#### Given instruction
List each line of the data that holds the word "Mobile".

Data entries
[start]
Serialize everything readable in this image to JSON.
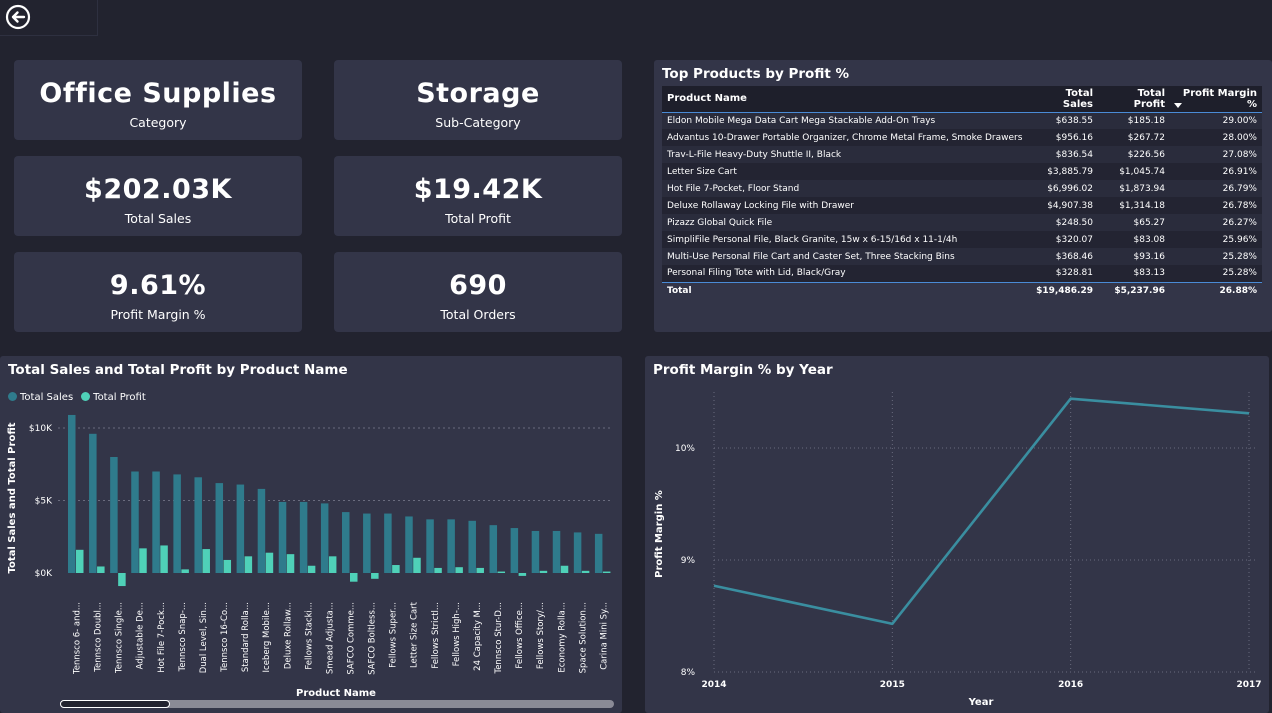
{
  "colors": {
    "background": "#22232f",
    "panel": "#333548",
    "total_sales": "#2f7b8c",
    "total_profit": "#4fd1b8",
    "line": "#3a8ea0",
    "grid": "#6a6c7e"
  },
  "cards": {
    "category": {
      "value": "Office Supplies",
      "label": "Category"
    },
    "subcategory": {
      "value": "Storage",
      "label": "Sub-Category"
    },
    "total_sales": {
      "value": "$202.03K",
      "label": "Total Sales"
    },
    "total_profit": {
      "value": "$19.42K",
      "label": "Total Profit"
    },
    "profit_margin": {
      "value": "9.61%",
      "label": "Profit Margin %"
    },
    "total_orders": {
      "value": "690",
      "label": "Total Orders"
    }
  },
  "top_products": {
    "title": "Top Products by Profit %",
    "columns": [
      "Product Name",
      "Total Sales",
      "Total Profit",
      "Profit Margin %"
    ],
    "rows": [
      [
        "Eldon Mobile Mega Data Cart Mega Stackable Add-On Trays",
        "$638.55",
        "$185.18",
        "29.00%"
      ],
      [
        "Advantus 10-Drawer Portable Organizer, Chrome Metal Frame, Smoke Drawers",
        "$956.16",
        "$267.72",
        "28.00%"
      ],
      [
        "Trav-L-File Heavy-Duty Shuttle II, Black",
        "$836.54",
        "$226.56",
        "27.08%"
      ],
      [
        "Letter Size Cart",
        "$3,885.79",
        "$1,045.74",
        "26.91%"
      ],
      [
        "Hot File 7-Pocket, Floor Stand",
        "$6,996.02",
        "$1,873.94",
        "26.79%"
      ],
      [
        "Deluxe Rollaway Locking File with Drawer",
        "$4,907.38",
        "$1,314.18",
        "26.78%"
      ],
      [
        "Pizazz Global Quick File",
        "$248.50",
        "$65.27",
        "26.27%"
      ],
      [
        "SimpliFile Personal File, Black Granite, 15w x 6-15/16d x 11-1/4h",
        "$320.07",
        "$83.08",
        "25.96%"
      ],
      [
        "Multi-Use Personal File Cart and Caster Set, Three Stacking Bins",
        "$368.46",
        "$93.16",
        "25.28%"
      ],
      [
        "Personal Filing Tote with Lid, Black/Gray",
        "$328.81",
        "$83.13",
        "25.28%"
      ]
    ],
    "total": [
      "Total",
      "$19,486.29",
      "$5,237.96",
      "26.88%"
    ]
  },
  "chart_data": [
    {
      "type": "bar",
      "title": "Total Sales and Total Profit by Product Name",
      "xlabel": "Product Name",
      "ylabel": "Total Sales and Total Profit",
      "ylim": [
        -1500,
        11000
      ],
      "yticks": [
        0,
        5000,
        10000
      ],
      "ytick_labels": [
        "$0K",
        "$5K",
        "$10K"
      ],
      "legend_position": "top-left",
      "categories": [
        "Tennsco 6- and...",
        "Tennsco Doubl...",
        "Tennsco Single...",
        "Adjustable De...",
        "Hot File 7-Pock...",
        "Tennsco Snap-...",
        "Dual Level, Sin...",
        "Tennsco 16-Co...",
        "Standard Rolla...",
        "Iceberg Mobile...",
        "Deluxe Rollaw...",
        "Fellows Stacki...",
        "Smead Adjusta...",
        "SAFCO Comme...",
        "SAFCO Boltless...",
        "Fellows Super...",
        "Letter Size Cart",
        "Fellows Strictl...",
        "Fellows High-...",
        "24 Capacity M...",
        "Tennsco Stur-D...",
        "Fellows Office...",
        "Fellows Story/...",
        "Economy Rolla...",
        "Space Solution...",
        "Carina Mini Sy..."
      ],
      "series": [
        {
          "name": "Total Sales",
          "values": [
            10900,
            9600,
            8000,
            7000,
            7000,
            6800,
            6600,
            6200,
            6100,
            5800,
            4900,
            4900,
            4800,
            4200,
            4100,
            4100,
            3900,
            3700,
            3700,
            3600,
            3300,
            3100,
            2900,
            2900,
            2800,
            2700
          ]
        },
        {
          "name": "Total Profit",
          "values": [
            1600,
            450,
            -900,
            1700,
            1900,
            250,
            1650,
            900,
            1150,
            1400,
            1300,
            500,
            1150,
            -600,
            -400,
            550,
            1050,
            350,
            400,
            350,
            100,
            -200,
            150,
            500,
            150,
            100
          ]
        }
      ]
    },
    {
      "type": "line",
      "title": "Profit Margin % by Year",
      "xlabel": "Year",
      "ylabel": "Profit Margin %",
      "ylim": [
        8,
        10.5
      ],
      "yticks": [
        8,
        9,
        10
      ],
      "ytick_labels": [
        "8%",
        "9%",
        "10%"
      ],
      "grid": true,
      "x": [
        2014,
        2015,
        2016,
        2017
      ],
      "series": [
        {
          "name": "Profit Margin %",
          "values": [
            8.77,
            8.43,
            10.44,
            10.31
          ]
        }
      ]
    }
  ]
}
[end]
#### Solution to this exercise
        "Eldon Mobile Mega Data Cart Mega Stackable Add-On Trays",
        "Iceberg Mobile...",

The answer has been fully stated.